YOUR TASK –
Gather each line in the entries that includes the string "subsequent".

[[ EXERCISE DATA, beginning ]]

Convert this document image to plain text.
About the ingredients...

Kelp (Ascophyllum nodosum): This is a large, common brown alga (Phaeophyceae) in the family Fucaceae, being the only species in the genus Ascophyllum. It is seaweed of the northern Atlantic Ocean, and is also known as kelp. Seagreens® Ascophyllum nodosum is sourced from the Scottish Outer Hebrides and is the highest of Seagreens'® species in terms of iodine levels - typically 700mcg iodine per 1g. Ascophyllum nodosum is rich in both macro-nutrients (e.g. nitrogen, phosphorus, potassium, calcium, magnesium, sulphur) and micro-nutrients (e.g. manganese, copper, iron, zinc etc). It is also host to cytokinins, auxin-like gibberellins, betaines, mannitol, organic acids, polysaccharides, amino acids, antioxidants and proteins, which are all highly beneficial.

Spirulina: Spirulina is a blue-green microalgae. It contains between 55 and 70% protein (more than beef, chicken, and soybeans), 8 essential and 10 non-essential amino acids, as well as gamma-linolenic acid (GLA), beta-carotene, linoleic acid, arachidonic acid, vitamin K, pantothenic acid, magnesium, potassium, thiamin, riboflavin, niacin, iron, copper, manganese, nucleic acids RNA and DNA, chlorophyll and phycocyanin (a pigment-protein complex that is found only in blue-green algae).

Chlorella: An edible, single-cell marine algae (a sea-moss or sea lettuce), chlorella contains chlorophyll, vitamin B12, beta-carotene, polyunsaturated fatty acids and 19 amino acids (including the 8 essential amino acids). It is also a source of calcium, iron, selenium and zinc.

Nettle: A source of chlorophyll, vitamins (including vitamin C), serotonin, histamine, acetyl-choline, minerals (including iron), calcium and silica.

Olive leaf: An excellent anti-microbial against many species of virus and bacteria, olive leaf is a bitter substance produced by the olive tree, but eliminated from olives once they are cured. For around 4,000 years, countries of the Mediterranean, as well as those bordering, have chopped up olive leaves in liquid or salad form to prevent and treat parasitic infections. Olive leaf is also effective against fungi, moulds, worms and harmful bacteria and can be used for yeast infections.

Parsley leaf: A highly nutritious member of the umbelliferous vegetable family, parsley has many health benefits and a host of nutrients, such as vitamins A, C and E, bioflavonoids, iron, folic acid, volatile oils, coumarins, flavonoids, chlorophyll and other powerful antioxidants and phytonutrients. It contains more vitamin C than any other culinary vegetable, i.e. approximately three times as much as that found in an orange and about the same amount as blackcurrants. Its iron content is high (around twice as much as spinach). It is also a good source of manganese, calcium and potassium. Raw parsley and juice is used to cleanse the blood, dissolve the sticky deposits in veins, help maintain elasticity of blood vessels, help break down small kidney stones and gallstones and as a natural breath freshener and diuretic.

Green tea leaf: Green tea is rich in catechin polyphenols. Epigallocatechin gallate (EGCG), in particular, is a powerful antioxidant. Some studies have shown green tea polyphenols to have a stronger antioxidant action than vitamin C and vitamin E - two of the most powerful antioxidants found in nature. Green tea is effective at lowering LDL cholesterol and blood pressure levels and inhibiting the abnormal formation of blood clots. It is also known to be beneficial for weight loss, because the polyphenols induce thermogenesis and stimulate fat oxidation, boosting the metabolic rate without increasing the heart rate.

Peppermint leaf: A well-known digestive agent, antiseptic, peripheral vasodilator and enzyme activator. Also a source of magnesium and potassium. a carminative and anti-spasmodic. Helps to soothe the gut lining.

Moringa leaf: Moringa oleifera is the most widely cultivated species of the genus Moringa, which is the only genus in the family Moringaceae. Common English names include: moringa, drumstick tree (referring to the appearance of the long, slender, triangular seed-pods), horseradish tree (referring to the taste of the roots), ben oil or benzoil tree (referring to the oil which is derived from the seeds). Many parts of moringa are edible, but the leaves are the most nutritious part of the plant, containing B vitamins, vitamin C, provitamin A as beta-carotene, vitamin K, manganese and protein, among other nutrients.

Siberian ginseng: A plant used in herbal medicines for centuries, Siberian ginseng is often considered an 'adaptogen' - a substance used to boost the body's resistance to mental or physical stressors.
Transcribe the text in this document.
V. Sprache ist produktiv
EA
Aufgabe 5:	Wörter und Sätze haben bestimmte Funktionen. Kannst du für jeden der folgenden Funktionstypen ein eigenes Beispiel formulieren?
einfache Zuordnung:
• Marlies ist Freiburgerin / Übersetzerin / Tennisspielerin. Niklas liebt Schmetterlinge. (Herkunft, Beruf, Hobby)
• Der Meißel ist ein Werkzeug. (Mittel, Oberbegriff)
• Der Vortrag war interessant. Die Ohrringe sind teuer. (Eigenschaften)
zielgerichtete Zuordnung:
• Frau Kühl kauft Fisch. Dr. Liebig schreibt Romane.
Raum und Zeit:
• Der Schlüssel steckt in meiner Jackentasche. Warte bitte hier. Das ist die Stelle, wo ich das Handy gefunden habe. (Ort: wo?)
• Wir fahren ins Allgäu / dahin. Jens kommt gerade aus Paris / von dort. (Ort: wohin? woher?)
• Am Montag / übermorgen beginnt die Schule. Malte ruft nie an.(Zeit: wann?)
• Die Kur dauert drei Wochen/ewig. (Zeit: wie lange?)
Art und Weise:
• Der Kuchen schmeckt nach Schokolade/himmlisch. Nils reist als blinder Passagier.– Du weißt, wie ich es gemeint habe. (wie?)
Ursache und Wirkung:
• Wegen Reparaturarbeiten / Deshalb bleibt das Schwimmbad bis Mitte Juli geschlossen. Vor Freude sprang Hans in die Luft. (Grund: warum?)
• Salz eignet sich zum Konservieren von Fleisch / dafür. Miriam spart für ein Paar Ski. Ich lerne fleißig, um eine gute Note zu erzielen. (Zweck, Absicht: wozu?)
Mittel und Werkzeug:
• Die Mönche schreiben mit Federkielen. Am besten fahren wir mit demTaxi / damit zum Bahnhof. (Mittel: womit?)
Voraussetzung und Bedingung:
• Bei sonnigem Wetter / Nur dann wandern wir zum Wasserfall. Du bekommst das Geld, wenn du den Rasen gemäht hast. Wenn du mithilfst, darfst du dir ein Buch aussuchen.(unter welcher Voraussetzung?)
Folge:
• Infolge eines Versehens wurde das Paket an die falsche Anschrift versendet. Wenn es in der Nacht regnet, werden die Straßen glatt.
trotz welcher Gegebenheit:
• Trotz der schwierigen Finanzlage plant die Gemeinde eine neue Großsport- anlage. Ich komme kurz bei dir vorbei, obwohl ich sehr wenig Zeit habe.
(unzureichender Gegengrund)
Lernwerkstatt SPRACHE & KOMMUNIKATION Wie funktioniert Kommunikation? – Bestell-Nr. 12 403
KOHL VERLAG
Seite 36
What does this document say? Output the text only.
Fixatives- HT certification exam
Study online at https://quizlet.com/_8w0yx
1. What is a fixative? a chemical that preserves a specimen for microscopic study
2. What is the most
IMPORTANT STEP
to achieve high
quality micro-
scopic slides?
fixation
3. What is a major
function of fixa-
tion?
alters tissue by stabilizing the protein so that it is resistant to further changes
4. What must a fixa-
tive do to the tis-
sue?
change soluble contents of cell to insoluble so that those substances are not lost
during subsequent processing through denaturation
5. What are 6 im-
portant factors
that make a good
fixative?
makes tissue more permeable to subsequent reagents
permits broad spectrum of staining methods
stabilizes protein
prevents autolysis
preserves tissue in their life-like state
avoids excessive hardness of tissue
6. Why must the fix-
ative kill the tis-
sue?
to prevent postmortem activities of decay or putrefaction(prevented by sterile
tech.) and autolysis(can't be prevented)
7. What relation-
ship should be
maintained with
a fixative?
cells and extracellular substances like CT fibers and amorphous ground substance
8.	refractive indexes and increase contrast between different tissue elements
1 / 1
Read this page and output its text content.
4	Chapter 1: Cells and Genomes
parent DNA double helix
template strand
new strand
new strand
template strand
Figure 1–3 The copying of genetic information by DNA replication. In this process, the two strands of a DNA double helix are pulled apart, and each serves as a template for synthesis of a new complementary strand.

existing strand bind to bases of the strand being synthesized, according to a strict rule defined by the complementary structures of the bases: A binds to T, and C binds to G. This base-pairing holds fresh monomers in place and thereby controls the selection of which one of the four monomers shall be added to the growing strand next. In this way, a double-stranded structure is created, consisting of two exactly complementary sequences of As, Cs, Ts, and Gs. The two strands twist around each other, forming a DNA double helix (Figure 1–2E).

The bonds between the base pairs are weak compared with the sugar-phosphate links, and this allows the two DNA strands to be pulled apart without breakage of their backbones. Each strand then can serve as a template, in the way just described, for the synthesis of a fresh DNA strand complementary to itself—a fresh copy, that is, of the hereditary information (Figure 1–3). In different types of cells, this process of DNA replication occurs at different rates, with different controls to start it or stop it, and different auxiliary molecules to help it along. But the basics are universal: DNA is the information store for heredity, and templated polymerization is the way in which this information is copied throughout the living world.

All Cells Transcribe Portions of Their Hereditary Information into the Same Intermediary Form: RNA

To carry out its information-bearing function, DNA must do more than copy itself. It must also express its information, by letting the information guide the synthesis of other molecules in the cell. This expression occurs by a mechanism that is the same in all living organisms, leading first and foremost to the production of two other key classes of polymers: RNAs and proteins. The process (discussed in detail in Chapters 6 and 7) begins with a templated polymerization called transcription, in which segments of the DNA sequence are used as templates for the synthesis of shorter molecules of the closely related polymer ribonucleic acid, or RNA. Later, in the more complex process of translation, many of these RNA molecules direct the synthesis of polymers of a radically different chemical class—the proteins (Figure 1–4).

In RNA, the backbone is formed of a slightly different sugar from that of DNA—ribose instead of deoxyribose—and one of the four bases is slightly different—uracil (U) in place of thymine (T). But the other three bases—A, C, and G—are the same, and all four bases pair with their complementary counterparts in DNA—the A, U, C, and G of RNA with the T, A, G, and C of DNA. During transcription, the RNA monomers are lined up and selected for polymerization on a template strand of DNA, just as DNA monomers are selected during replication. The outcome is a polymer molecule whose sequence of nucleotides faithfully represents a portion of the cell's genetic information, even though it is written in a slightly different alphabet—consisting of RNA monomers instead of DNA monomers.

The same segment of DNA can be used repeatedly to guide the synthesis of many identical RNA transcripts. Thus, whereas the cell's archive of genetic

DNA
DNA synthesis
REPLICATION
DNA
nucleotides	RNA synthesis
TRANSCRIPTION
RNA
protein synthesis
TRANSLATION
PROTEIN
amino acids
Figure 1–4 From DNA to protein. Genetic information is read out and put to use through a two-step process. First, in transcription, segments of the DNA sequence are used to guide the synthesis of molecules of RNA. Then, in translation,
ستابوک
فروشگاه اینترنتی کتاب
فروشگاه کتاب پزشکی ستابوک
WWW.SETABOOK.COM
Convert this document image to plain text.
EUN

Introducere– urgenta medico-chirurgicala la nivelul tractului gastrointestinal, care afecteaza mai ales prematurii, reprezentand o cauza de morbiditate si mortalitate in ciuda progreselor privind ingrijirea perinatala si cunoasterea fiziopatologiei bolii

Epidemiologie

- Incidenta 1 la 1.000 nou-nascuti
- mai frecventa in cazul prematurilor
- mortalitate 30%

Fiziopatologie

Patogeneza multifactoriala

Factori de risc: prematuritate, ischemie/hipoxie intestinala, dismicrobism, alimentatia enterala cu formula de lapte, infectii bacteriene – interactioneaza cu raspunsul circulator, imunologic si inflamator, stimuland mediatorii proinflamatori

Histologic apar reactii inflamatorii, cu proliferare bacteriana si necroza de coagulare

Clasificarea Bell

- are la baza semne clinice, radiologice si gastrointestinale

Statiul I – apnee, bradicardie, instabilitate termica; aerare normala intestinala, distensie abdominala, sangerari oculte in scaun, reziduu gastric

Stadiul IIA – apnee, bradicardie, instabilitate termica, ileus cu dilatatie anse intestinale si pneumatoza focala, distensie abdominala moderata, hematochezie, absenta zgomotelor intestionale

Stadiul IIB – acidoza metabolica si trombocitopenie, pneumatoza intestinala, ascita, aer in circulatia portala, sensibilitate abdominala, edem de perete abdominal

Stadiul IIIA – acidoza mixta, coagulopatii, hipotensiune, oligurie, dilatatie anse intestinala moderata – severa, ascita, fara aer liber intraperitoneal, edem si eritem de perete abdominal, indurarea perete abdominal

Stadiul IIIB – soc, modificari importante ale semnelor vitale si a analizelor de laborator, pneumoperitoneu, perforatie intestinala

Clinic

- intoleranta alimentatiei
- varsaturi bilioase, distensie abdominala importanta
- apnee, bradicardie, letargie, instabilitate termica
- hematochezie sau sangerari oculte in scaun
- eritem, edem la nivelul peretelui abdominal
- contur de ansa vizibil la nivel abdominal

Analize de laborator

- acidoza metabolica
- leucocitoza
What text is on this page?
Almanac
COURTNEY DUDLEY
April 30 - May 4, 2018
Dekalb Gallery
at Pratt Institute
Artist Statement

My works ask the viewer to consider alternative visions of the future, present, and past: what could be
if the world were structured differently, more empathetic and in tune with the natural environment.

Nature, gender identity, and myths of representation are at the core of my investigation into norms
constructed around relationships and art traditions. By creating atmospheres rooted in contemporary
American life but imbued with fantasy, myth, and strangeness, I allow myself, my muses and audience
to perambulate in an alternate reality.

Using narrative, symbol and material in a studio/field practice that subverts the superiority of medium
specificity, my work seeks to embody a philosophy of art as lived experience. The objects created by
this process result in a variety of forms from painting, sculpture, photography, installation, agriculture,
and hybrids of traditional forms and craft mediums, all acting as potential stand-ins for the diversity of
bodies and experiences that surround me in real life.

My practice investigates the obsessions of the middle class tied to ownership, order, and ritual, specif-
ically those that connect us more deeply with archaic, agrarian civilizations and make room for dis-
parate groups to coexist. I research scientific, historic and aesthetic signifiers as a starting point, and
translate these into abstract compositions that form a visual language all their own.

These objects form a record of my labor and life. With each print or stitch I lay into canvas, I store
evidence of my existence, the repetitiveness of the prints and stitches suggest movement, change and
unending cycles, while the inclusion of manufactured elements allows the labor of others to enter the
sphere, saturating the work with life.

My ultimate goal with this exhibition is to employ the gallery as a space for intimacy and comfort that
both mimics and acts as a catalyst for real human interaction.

[[ EXERCISE DATA, end ]]

RESULT OF THIS EXERCISE –
during subsequent processing through denaturation
makes tissue more permeable to subsequent reagents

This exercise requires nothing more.